Text block:

[Start]

The Language of the World is a phrase used by Coehlo throughout The Alchemist as a way to describe the way in which we communicate with our world and each other and how the world conversely communicates with us. This idea gets at the essence of Forwarding the Conversation because it is only through purposeful listening that can we find an understanding of The Language of the World, and it is only through the Language of the World that we are able to see our deeper purpose. We must always be willing to attentively listen to our hearts and we must always be willing to follow the path that our heart lays before us.

It is in this spirit that I will include some of my favorite quotes from The Alchemist and feature a short HP commercial with Paulo Coelho

….”whoever you are, or whatever it is that you do, when you really want something, it’s because that desire originated in the soul of the universe. It’s your mission on earth.” ….”And when you want something, all the universe conspires in helping you to acheive it.”

———- 

When you know that language, it’s easy to believe that someone in the world awaits you, whether it’s in the middle of the desert or in some great city… without such love, one’s dreams would have no meaning.

———- 

There was a language in the world that everyone understood, a language the boy had used throughout the time that he was trying to improve things at the shop. It was the language of enthusiasm, of things accomplished with love and purpose, and as part of a search for something believed in and desired.

[End]

Task 1: Swap "monitor-icon" for "display-icon" in the rows starting at the first row and ending at the row containing "sidebar-item-label: Shortcuts [72,725,156,748]", and give those rows back with nothing else changed.

Given entries:

[Start]

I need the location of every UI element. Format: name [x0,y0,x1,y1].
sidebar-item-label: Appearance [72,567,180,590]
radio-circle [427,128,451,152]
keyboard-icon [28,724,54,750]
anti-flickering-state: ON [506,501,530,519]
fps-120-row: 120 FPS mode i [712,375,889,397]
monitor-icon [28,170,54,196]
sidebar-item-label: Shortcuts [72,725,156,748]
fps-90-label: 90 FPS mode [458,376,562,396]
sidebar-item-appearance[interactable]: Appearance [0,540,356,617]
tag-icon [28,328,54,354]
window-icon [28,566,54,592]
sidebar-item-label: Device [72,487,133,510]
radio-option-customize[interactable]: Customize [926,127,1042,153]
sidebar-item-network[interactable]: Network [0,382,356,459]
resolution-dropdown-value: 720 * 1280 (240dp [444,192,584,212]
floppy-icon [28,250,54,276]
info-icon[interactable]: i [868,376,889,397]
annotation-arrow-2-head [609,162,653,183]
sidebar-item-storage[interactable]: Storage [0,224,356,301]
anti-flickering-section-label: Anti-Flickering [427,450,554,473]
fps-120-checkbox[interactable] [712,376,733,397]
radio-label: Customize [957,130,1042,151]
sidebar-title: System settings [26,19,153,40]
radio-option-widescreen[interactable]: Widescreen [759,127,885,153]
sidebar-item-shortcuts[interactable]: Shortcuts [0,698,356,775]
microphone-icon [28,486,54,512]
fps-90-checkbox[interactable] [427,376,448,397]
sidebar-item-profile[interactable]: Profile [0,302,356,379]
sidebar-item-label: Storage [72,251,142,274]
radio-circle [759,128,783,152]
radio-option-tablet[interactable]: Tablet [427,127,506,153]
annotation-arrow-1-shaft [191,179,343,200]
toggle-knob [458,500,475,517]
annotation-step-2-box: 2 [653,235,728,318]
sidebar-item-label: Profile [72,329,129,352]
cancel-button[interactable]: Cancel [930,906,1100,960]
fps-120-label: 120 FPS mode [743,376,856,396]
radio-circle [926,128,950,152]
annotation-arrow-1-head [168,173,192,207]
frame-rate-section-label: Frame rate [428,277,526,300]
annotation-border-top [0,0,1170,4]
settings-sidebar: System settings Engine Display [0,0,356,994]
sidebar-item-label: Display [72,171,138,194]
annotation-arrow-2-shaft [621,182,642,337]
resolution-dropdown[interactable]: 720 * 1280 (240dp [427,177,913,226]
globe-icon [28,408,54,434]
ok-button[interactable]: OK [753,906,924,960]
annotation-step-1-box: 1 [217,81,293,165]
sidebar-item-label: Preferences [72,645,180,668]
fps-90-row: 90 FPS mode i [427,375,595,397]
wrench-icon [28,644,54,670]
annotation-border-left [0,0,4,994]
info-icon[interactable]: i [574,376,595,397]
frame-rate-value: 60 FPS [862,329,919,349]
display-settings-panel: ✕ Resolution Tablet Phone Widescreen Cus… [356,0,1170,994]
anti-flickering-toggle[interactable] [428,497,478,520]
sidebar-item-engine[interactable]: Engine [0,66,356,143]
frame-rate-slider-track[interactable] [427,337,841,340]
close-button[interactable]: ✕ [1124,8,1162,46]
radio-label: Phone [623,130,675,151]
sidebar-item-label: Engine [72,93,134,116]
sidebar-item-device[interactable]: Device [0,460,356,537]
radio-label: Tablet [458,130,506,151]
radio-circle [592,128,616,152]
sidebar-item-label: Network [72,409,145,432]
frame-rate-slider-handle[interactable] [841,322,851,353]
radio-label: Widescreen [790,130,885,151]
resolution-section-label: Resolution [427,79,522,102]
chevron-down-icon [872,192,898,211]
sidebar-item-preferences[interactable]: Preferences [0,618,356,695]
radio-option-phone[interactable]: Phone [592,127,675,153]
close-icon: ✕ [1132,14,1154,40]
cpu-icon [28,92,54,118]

[End]

Task 2: Copy the part of the text on The Alchemist starting at "There was a" and ending at "in and desired.", word for word.

Full output 1:
I need the location of every UI element. Format: name [x0,y0,x1,y1].
sidebar-item-label: Appearance [72,567,180,590]
radio-circle [427,128,451,152]
keyboard-icon [28,724,54,750]
anti-flickering-state: ON [506,501,530,519]
fps-120-row: 120 FPS mode i [712,375,889,397]
display-icon [28,170,54,196]
sidebar-item-label: Shortcuts [72,725,156,748]

Full output 2:
There was a language in the world that everyone understood, a language the boy had used throughout the time that he was trying to improve things at the shop. It was the language of enthusiasm, of things accomplished with love and purpose, and as part of a search for something believed in and desired.